-------- WORKING DATA

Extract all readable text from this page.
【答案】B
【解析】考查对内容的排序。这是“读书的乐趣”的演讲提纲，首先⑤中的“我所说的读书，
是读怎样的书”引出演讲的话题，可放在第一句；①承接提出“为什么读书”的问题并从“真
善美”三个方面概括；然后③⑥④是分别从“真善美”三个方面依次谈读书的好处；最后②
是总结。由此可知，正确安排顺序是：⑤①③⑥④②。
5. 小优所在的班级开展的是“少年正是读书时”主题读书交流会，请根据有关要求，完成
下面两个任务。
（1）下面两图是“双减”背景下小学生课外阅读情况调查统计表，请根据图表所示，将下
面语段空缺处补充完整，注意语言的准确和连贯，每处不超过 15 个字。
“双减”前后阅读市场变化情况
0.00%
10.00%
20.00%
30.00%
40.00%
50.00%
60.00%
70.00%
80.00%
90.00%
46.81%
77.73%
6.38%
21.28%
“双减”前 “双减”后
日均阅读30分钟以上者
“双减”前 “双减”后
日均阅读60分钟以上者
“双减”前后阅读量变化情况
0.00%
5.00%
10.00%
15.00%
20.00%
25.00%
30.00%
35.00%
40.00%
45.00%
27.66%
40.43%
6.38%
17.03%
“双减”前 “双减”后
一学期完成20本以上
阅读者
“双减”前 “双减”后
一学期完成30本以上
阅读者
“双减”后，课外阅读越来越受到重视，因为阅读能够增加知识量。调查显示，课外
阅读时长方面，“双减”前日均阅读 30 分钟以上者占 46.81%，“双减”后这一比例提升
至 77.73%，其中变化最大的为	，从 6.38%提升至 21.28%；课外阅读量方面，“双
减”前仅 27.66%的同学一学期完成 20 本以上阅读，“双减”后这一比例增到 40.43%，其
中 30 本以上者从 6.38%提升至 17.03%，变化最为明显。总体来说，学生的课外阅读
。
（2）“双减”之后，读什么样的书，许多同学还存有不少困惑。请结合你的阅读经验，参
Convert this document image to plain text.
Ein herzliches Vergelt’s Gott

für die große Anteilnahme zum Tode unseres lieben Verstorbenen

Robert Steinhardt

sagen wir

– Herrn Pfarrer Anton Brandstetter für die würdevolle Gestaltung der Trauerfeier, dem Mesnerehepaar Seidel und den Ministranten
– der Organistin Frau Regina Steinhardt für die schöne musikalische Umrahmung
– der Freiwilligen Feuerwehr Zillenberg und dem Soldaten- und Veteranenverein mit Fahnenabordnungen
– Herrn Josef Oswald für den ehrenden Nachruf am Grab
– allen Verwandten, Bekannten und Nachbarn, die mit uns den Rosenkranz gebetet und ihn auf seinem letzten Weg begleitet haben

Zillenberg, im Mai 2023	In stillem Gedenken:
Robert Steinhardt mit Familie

----------------

[WHAT IS EXPECTED] Beginning at the line where "Convert this document image to plain text." appears, extract each line through the end of the data above; keep them exact and include nothing else.

[TASK RESPONSE]
Convert this document image to plain text.
Ein herzliches Vergelt’s Gott

für die große Anteilnahme zum Tode unseres lieben Verstorbenen

Robert Steinhardt

sagen wir

– Herrn Pfarrer Anton Brandstetter für die würdevolle Gestaltung der Trauerfeier, dem Mesnerehepaar Seidel und den Ministranten
– der Organistin Frau Regina Steinhardt für die schöne musikalische Umrahmung
– der Freiwilligen Feuerwehr Zillenberg und dem Soldaten- und Veteranenverein mit Fahnenabordnungen
– Herrn Josef Oswald für den ehrenden Nachruf am Grab
– allen Verwandten, Bekannten und Nachbarn, die mit uns den Rosenkranz gebetet und ihn auf seinem letzten Weg begleitet haben

Zillenberg, im Mai 2023	In stillem Gedenken:
Robert Steinhardt mit Familie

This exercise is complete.